Esto tiene un efecto acumulativo: cuando un número significativo de actores políticos normaliza esta retórica agresiva, el discurso público empieza a parecerse más a un campo de combate que a un foro de discusión. El resultado es que el debate colectivo deja de centrarse en cómo resolver los problemas estructurales del país —como la desigualdad, la inseguridad o la precariedad institucional— y se desplaza hacia una lógica de confrontación identitaria y emocional. En lugar de explicar cómo abordar un problema complejo, se recurre a frases diseñadas para provocar reacciones viscerales.

La pregunta que debemos hacernos como sociedad es profunda: ¿queremos líderes que prioricen la indignación por encima de la argumentación? ¿Queremos una política donde se gana visibilidad por la fuerza del grito más que por la claridad de una propuesta? ¿Qué tipo de democracia se construye cuando las apelaciones a la emoción sustituyen el análisis racional? Estas preguntas no son retóricas; son esenciales para evaluar el rumbo que está tomando el país.

Así pues, no se trata simplemente de criticar el tono de ciertos discursos ni de condenar la emoción en política. Las emociones siempre forman parte de la conversación política; sin embargo, cuando se utilizan omnipresentemente como herramienta para polarizar, deslegitimar y estrechar el campo de lo pensable, se produce una degradación del debate que mina la confianza pública en las instituciones democráticas y obstaculiza la cooperación social. El peligro no solo está en lo que se dice, sino en cómo y con qué efectos se disemina.

Si aspiramos a una democracia más sólida, es imperativo exigir un discurso que reconozca la pluralidad de opiniones como una fortaleza, no como una amenaza. Debemos reclamar a los políticos que articulen sus propuestas con claridad, responsabilidad y conexión con la realidad del país, en lugar de recurrir a consignas simplificadoras que alimentan la confrontación social. Porque si lo que prevalece es la exaltación emocional sobre el razonamiento crítico, la crisis no se resolverá: simplemente se profundizará, dejando a la deliberación pública en ruinas y a la ciudadanía cada vez más desconectada de la política real que el país necesita.

• CONJUNTO DE DATOS:
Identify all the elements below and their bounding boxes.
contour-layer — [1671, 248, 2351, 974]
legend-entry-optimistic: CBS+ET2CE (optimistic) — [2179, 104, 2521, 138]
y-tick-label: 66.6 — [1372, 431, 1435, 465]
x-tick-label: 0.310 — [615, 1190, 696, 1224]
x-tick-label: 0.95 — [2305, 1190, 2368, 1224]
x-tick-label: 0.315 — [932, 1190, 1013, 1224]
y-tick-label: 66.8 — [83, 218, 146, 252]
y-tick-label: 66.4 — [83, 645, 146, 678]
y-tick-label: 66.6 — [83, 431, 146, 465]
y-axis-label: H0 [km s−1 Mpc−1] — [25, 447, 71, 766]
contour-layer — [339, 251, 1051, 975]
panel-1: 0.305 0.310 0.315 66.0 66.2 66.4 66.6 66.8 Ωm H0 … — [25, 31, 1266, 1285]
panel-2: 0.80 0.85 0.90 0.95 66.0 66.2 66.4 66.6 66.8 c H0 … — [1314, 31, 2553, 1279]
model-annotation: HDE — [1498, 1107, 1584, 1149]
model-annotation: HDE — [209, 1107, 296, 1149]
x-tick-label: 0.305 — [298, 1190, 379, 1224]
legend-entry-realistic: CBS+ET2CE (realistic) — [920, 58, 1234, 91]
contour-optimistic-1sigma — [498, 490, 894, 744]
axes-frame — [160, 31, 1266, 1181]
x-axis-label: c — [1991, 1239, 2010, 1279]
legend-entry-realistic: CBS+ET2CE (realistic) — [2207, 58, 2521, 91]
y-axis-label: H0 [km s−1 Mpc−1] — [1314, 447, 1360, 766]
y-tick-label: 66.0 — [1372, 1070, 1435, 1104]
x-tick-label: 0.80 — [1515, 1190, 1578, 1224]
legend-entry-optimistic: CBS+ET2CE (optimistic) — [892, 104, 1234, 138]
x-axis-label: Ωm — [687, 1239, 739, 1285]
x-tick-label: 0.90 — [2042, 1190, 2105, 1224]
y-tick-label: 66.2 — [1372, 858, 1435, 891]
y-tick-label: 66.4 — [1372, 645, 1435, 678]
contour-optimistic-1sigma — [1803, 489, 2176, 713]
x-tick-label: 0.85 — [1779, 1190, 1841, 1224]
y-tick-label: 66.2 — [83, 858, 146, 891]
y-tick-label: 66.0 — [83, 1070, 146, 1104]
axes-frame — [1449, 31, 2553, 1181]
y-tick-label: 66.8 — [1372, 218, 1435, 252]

• TU OBJETIVO:
Por favor, ¿qué problemas estructurales del país pone como ejemplo el fragmento sobre el discurso político? Para esta tarea no hacen falta las entradas.

• RESPUESTA CORRECTA:
La desigualdad, la inseguridad y la precariedad institucional.